**Request:** All of the data below should be written out exactly.

**Records for this task:**

....

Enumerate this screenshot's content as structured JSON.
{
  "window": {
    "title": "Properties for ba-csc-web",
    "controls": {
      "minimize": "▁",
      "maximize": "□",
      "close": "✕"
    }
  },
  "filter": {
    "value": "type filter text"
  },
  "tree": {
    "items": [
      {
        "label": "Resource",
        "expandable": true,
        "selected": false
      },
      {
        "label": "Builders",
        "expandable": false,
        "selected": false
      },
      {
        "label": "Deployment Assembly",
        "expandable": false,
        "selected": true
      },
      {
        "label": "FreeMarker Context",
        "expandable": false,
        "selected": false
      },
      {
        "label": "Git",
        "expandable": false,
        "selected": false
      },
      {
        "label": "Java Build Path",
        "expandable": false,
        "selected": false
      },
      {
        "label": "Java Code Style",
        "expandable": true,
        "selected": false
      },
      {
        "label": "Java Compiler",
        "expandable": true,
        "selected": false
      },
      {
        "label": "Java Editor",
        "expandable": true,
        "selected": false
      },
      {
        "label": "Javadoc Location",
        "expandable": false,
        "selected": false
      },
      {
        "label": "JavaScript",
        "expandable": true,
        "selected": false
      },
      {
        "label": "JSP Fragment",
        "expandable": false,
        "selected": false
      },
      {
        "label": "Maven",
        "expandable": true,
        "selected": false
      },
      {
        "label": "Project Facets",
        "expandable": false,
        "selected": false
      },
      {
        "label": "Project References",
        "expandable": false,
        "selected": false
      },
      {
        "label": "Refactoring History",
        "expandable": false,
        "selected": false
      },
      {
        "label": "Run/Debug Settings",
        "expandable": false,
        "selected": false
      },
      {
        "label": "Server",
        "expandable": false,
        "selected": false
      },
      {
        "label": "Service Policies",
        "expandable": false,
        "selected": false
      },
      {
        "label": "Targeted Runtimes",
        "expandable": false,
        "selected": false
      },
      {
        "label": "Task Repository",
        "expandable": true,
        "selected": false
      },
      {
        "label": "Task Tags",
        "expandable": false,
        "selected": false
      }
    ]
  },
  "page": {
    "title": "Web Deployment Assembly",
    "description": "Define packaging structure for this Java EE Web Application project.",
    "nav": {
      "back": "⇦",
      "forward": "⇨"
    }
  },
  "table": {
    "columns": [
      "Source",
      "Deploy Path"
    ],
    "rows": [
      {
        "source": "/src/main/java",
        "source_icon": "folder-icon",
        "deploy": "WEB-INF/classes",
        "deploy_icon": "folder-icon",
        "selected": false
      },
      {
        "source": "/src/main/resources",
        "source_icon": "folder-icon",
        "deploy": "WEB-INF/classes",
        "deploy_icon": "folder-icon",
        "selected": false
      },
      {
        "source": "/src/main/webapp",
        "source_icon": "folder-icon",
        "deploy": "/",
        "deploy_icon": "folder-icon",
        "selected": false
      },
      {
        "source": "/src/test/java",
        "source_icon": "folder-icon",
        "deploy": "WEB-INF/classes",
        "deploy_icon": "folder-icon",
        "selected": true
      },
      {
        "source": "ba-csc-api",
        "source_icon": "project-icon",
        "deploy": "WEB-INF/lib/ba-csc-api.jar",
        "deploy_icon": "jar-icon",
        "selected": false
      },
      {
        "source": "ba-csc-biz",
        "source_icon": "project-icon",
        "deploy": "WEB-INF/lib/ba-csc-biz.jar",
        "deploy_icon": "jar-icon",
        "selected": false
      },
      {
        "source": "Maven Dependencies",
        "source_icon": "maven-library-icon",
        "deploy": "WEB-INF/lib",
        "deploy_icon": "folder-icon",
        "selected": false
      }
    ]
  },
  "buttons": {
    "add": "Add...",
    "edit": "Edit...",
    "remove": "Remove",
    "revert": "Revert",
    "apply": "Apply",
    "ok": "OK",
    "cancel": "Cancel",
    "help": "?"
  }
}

....

**Output for this exercise:**
Enumerate this screenshot's content as structured JSON.
{
  "window": {
    "title": "Properties for ba-csc-web",
    "controls": {
      "minimize": "▁",
      "maximize": "□",
      "close": "✕"
    }
  },
  "filter": {
    "value": "type filter text"
  },
  "tree": {
    "items": [
      {
        "label": "Resource",
        "expandable": true,
        "selected": false
      },
      {
        "label": "Builders",
        "expandable": false,
        "selected": false
      },
      {
        "label": "Deployment Assembly",
        "expandable": false,
        "selected": true
      },
      {
        "label": "FreeMarker Context",
        "expandable": false,
        "selected": false
      },
      {
        "label": "Git",
        "expandable": false,
        "selected": false
      },
      {
        "label": "Java Build Path",
        "expandable": false,
        "selected": false
      },
      {
        "label": "Java Code Style",
        "expandable": true,
        "selected": false
      },
      {
        "label": "Java Compiler",
        "expandable": true,
        "selected": false
      },
      {
        "label": "Java Editor",
        "expandable": true,
        "selected": false
      },
      {
        "label": "Javadoc Location",
        "expandable": false,
        "selected": false
      },
      {
        "label": "JavaScript",
        "expandable": true,
        "selected": false
      },
      {
        "label": "JSP Fragment",
        "expandable": false,
        "selected": false
      },
      {
        "label": "Maven",
        "expandable": true,
        "selected": false
      },
      {
        "label": "Project Facets",
        "expandable": false,
        "selected": false
      },
      {
        "label": "Project References",
        "expandable": false,
        "selected": false
      },
      {
        "label": "Refactoring History",
        "expandable": false,
        "selected": false
      },
      {
        "label": "Run/Debug Settings",
        "expandable": false,
        "selected": false
      },
      {
        "label": "Server",
        "expandable": false,
        "selected": false
      },
      {
        "label": "Service Policies",
        "expandable": false,
        "selected": false
      },
      {
        "label": "Targeted Runtimes",
        "expandable": false,
        "selected": false
      },
      {
        "label": "Task Repository",
        "expandable": true,
        "selected": false
      },
      {
        "label": "Task Tags",
        "expandable": false,
        "selected": false
      }
    ]
  },
  "page": {
    "title": "Web Deployment Assembly",
    "description": "Define packaging structure for this Java EE Web Application project.",
    "nav": {
      "back": "⇦",
      "forward": "⇨"
    }
  },
  "table": {
    "columns": [
      "Source",
      "Deploy Path"
    ],
    "rows": [
      {
        "source": "/src/main/java",
        "source_icon": "folder-icon",
        "deploy": "WEB-INF/classes",
        "deploy_icon": "folder-icon",
        "selected": false
      },
      {
        "source": "/src/main/resources",
        "source_icon": "folder-icon",
        "deploy": "WEB-INF/classes",
        "deploy_icon": "folder-icon",
        "selected": false
      },
      {
        "source": "/src/main/webapp",
        "source_icon": "folder-icon",
        "deploy": "/",
        "deploy_icon": "folder-icon",
        "selected": false
      },
      {
        "source": "/src/test/java",
        "source_icon": "folder-icon",
        "deploy": "WEB-INF/classes",
        "deploy_icon": "folder-icon",
        "selected": true
      },
      {
        "source": "ba-csc-api",
        "source_icon": "project-icon",
        "deploy": "WEB-INF/lib/ba-csc-api.jar",
        "deploy_icon": "jar-icon",
        "selected": false
      },
      {
        "source": "ba-csc-biz",
        "source_icon": "project-icon",
        "deploy": "WEB-INF/lib/ba-csc-biz.jar",
        "deploy_icon": "jar-icon",
        "selected": false
      },
      {
        "source": "Maven Dependencies",
        "source_icon": "maven-library-icon",
        "deploy": "WEB-INF/lib",
        "deploy_icon": "folder-icon",
        "selected": false
      }
    ]
  },
  "buttons": {
    "add": "Add...",
    "edit": "Edit...",
    "remove": "Remove",
    "revert": "Revert",
    "apply": "Apply",
    "ok": "OK",
    "cancel": "Cancel",
    "help": "?"
  }
}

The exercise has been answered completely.